--- BEGIN EXCERPT ---

# Suits



## Gums (May 25, 2011)

My husband's new job has a dress code - suit/tie every day. 

Here his has the same job, but no dress code so he is in pants/golf shirt or even shorts/tshirt in the summer, so the suit thing is a bit foreign 

In your opinion, should he buy his suits in Canada before coming, or only bring a couple then go shopping once in Dubai? Buying them here would allow him to have a his suits tailored and ready to wear once he gets to dubai, but if there are fabric differences (to keep cooler?) or style differences he will be stuck.


----------



## dizzyizzy (Mar 30, 2008)

Gums said:


> My husband's new job has a dress code - suit/tie every day.
> 
> Here his has the same job, but no dress code so he is in pants/golf shirt or even shorts/tshirt in the summer, so the suit thing is a bit foreign
> 
> In your opinion, should he buy his suits in Canada before coming, or only bring a couple then go shopping once in Dubai? Buying them here would allow him to have a his suits tailored and ready to wear once he gets to dubai, but if there are fabric differences (to keep cooler?) or style differences he will be stuck.


Maybe bring a couple of suits over and get the rest done here? There are some excellent tailors in Dubai and very reasonably priced too. Do a search here in the forum and you'll find a few threads about it


----------



## Gums (May 25, 2011)

Thanks! Never even thought to search!


----------



## Confiture (Jan 9, 2011)

dizzyizzy said:


> Maybe bring a couple of suits over and get the rest done here? There are some excellent tailors in Dubai and very reasonably priced too. Do a search here in the forum and you'll find *a few threads* about it


I see what you did there


----------



## INFAMOUS (Apr 19, 2011)

--- END EXCERPT ---
--- BEGIN GIVEN INFORMATION ---

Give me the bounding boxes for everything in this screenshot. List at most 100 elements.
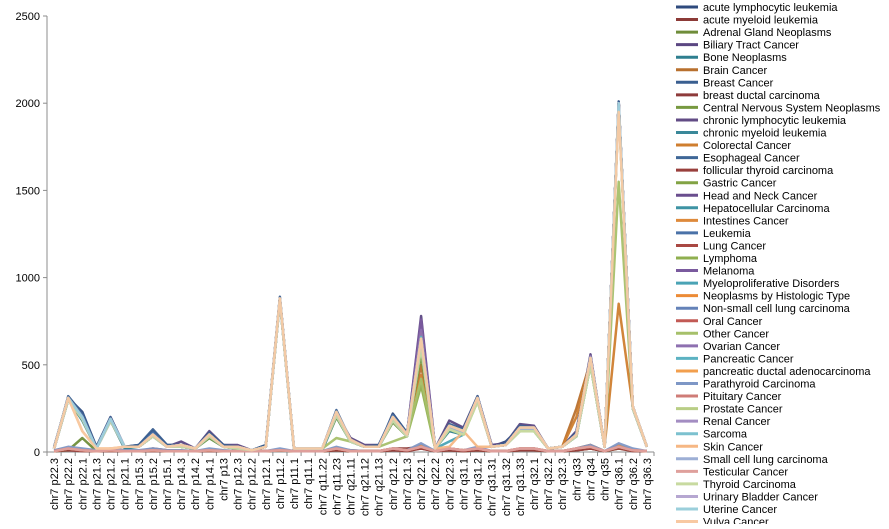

--- END GIVEN INFORMATION ---

EXERCISES:
(a) For each statement below, state whether it agrees with the forum thread about buying suits for Dubai. Answer yes or no, and quote the words of the thread that decide it.
(i) The husband's current job requires him to wear a suit.
(ii) Dubai's tailors are described as reasonably priced.
(iii) Gums had searched the forum before asking about suits.
(b) List every username that heads a post in the suits thread.
(c) Pick up the forum thread about buying suits for Dubai by writing the post that follows its final heading.

RESPONSES TO THE EXERCISE:
(a)
(i) No: "Here his has the same job, but no dress code"
(ii) Yes: "There are some excellent tailors in Dubai and very reasonably priced too."
(iii) No: "Never even thought to search!"

(b) Gums, dizzyizzy, Confiture, INFAMOUS

(c)
Dress clothes are very reasonably priced here compared to Canada! Unless you were close to US Outlet malls I would buy everything here!!!


----------



## indoMLA (Feb 6, 2011)

OP, check it --> LINK

Don't know about you, but I am 'Husky' build (not fat, just husky... there is a difference or at least that is what my mom told me  ) and I haven't had much luck with getting clothes made here from scratch by any tailor. I now just bring in a pair of pants, shirt, suit, etc. that I like and have the tailor utilize that as a starting point. They can always make tweaks to it. This way I can still ask for certain things (specific type collars, cuffs, etc.) and I know I will get exact measurements and styles and have the confidence that I will like the fit.


----------



## Mr Rossi (May 16, 2009)

You can get him to bring a few suits that fit well and get them remade exactly but in a thinner material more suited to the climate.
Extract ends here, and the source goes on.